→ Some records
------------------------------------------------

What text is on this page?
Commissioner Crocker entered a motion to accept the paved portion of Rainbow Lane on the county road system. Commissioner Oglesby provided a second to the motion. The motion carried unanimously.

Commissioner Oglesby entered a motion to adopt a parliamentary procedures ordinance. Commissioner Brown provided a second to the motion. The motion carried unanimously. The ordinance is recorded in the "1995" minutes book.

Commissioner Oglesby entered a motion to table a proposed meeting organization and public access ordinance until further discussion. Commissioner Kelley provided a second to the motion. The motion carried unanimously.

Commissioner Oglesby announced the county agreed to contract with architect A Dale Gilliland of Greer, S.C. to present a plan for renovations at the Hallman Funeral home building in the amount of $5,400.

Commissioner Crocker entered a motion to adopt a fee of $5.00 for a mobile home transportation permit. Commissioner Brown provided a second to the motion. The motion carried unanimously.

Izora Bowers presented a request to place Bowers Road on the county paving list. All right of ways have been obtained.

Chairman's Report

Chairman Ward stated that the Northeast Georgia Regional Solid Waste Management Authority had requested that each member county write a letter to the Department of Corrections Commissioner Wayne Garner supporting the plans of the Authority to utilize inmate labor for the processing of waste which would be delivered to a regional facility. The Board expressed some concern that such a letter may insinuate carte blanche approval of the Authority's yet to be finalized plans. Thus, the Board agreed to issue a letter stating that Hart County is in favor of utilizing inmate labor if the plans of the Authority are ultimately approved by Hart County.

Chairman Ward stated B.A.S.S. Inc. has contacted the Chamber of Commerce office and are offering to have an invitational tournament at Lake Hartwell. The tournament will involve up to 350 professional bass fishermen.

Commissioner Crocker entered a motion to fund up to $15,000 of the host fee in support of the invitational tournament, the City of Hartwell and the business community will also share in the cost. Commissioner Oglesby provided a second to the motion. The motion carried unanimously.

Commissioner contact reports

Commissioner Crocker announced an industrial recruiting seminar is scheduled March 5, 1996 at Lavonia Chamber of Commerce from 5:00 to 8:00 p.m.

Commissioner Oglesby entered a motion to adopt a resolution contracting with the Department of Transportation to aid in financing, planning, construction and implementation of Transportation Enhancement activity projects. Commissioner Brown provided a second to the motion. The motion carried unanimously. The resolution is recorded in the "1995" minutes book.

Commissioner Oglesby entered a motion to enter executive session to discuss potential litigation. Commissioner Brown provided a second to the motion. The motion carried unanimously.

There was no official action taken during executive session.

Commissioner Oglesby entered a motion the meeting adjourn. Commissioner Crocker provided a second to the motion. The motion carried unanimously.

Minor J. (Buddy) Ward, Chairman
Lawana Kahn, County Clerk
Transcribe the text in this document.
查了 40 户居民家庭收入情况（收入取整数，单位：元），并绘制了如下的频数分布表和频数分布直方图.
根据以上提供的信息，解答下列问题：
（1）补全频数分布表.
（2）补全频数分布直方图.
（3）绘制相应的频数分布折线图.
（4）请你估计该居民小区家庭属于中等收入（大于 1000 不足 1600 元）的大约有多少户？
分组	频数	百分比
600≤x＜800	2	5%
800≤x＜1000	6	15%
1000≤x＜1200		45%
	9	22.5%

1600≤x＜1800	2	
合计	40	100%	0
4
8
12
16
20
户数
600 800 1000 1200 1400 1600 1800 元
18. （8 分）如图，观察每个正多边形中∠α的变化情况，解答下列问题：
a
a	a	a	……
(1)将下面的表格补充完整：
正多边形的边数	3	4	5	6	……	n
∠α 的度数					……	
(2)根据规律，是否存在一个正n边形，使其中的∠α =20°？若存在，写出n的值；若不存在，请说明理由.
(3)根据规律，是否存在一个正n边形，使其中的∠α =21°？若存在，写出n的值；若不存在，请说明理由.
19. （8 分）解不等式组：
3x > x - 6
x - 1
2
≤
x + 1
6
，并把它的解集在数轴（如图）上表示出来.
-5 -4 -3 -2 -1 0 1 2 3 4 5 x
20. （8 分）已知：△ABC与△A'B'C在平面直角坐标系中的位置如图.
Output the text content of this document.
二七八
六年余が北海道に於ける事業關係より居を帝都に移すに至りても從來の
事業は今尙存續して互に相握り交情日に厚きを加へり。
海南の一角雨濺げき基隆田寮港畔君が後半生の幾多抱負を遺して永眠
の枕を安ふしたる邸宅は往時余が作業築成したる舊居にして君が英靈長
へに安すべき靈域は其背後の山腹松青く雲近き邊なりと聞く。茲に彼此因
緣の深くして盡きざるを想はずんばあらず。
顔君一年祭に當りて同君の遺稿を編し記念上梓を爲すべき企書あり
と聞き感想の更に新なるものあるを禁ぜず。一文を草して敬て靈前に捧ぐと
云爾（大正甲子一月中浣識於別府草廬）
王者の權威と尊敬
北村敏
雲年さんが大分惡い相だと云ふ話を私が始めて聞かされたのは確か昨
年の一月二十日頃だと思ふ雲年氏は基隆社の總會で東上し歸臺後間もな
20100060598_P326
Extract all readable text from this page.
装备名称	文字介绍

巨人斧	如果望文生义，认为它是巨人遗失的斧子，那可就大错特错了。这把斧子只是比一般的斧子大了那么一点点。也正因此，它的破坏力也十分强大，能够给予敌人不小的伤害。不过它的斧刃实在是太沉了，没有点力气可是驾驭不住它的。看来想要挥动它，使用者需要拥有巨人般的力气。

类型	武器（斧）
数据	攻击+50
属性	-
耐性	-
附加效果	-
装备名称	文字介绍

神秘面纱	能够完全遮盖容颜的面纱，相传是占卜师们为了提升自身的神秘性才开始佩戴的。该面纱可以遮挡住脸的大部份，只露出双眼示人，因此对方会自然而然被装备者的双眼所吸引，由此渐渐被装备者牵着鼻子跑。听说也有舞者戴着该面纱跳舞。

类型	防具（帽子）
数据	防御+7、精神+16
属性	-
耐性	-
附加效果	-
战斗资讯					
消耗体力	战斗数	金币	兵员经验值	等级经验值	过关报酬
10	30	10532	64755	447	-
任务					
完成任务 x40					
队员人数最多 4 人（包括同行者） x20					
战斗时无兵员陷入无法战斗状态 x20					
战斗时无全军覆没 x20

------------------------------------------------

→ Task goal
Write the data back out verbatim.

→ Solution
What text is on this page?
Commissioner Crocker entered a motion to accept the paved portion of Rainbow Lane on the county road system. Commissioner Oglesby provided a second to the motion. The motion carried unanimously.

Commissioner Oglesby entered a motion to adopt a parliamentary procedures ordinance. Commissioner Brown provided a second to the motion. The motion carried unanimously. The ordinance is recorded in the "1995" minutes book.

Commissioner Oglesby entered a motion to table a proposed meeting organization and public access ordinance until further discussion. Commissioner Kelley provided a second to the motion. The motion carried unanimously.

Commissioner Oglesby announced the county agreed to contract with architect A Dale Gilliland of Greer, S.C. to present a plan for renovations at the Hallman Funeral home building in the amount of $5,400.

Commissioner Crocker entered a motion to adopt a fee of $5.00 for a mobile home transportation permit. Commissioner Brown provided a second to the motion. The motion carried unanimously.

Izora Bowers presented a request to place Bowers Road on the county paving list. All right of ways have been obtained.

Chairman's Report

Chairman Ward stated that the Northeast Georgia Regional Solid Waste Management Authority had requested that each member county write a letter to the Department of Corrections Commissioner Wayne Garner supporting the plans of the Authority to utilize inmate labor for the processing of waste which would be delivered to a regional facility. The Board expressed some concern that such a letter may insinuate carte blanche approval of the Authority's yet to be finalized plans. Thus, the Board agreed to issue a letter stating that Hart County is in favor of utilizing inmate labor if the plans of the Authority are ultimately approved by Hart County.

Chairman Ward stated B.A.S.S. Inc. has contacted the Chamber of Commerce office and are offering to have an invitational tournament at Lake Hartwell. The tournament will involve up to 350 professional bass fishermen.

Commissioner Crocker entered a motion to fund up to $15,000 of the host fee in support of the invitational tournament, the City of Hartwell and the business community will also share in the cost. Commissioner Oglesby provided a second to the motion. The motion carried unanimously.

Commissioner contact reports

Commissioner Crocker announced an industrial recruiting seminar is scheduled March 5, 1996 at Lavonia Chamber of Commerce from 5:00 to 8:00 p.m.

Commissioner Oglesby entered a motion to adopt a resolution contracting with the Department of Transportation to aid in financing, planning, construction and implementation of Transportation Enhancement activity projects. Commissioner Brown provided a second to the motion. The motion carried unanimously. The resolution is recorded in the "1995" minutes book.

Commissioner Oglesby entered a motion to enter executive session to discuss potential litigation. Commissioner Brown provided a second to the motion. The motion carried unanimously.

There was no official action taken during executive session.

Commissioner Oglesby entered a motion the meeting adjourn. Commissioner Crocker provided a second to the motion. The motion carried unanimously.

Minor J. (Buddy) Ward, Chairman
Lawana Kahn, County Clerk
Transcribe the text in this document.
查了 40 户居民家庭收入情况（收入取整数，单位：元），并绘制了如下的频数分布表和频数分布直方图.
根据以上提供的信息，解答下列问题：
（1）补全频数分布表.
（2）补全频数分布直方图.
（3）绘制相应的频数分布折线图.
（4）请你估计该居民小区家庭属于中等收入（大于 1000 不足 1600 元）的大约有多少户？
分组	频数	百分比
600≤x＜800	2	5%
800≤x＜1000	6	15%
1000≤x＜1200		45%
	9	22.5%

1600≤x＜1800	2	
合计	40	100%	0
4
8
12
16
20
户数
600 800 1000 1200 1400 1600 1800 元
18. （8 分）如图，观察每个正多边形中∠α的变化情况，解答下列问题：
a
a	a	a	……
(1)将下面的表格补充完整：
正多边形的边数	3	4	5	6	……	n
∠α 的度数					……	
(2)根据规律，是否存在一个正n边形，使其中的∠α =20°？若存在，写出n的值；若不存在，请说明理由.
(3)根据规律，是否存在一个正n边形，使其中的∠α =21°？若存在，写出n的值；若不存在，请说明理由.
19. （8 分）解不等式组：
3x > x - 6
x - 1
2
≤
x + 1
6
，并把它的解集在数轴（如图）上表示出来.
-5 -4 -3 -2 -1 0 1 2 3 4 5 x
20. （8 分）已知：△ABC与△A'B'C在平面直角坐标系中的位置如图.
Output the text content of this document.
二七八
六年余が北海道に於ける事業關係より居を帝都に移すに至りても從來の
事業は今尙存續して互に相握り交情日に厚きを加へり。
海南の一角雨濺げき基隆田寮港畔君が後半生の幾多抱負を遺して永眠
の枕を安ふしたる邸宅は往時余が作業築成したる舊居にして君が英靈長
へに安すべき靈域は其背後の山腹松青く雲近き邊なりと聞く。茲に彼此因
緣の深くして盡きざるを想はずんばあらず。
顔君一年祭に當りて同君の遺稿を編し記念上梓を爲すべき企書あり
と聞き感想の更に新なるものあるを禁ぜず。一文を草して敬て靈前に捧ぐと
云爾（大正甲子一月中浣識於別府草廬）
王者の權威と尊敬
北村敏
雲年さんが大分惡い相だと云ふ話を私が始めて聞かされたのは確か昨
年の一月二十日頃だと思ふ雲年氏は基隆社の總會で東上し歸臺後間もな
20100060598_P326
Extract all readable text from this page.
装备名称	文字介绍

巨人斧	如果望文生义，认为它是巨人遗失的斧子，那可就大错特错了。这把斧子只是比一般的斧子大了那么一点点。也正因此，它的破坏力也十分强大，能够给予敌人不小的伤害。不过它的斧刃实在是太沉了，没有点力气可是驾驭不住它的。看来想要挥动它，使用者需要拥有巨人般的力气。

类型	武器（斧）
数据	攻击+50
属性	-
耐性	-
附加效果	-
装备名称	文字介绍

神秘面纱	能够完全遮盖容颜的面纱，相传是占卜师们为了提升自身的神秘性才开始佩戴的。该面纱可以遮挡住脸的大部份，只露出双眼示人，因此对方会自然而然被装备者的双眼所吸引，由此渐渐被装备者牵着鼻子跑。听说也有舞者戴着该面纱跳舞。

类型	防具（帽子）
数据	防御+7、精神+16
属性	-
耐性	-
附加效果	-
战斗资讯					
消耗体力	战斗数	金币	兵员经验值	等级经验值	过关报酬
10	30	10532	64755	447	-
任务					
完成任务 x40					
队员人数最多 4 人（包括同行者） x20					
战斗时无兵员陷入无法战斗状态 x20					
战斗时无全军覆没 x20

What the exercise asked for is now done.